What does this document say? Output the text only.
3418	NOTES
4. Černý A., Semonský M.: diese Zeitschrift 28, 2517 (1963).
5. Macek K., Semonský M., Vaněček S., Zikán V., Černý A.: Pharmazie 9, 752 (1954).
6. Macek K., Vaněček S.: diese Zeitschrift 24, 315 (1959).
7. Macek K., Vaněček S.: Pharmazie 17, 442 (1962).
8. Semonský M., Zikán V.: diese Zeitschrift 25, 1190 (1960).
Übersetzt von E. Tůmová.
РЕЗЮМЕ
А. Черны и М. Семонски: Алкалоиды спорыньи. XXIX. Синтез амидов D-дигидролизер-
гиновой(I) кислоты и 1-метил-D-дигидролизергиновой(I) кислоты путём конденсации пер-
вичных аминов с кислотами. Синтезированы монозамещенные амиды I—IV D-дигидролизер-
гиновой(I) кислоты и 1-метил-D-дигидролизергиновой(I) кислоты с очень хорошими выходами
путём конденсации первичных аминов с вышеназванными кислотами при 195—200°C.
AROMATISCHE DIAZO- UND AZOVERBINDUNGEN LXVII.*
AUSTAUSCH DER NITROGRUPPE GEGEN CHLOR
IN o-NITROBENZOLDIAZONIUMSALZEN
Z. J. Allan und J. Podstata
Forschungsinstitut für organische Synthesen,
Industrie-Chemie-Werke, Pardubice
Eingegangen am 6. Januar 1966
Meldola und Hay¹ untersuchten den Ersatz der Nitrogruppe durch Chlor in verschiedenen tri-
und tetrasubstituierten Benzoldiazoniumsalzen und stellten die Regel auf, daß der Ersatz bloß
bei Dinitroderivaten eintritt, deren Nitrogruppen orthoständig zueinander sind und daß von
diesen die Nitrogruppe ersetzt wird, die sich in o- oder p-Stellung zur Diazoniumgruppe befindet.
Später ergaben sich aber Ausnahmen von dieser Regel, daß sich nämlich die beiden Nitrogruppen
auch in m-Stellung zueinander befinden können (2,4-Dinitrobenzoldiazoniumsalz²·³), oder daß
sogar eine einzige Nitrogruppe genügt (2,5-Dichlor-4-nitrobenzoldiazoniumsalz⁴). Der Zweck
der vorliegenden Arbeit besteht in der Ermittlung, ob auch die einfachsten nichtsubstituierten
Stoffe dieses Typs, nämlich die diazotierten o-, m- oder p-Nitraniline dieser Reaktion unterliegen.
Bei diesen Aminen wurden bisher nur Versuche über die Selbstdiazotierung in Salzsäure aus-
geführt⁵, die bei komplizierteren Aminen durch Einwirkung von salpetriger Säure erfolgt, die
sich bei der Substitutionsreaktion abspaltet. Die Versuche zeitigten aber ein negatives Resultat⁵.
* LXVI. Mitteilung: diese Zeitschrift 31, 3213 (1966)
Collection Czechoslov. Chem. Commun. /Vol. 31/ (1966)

### WHAT NEEDS TO BE DONE
Find "аминов". Copy every line it occurs in.

### ANSWER IN FULL
вичных аминов с кислотами. Синтезированы монозамещенные амиды I—IV D-дигидролизер-
путём конденсации первичных аминов с вышеназванными кислотами при 195—200°C.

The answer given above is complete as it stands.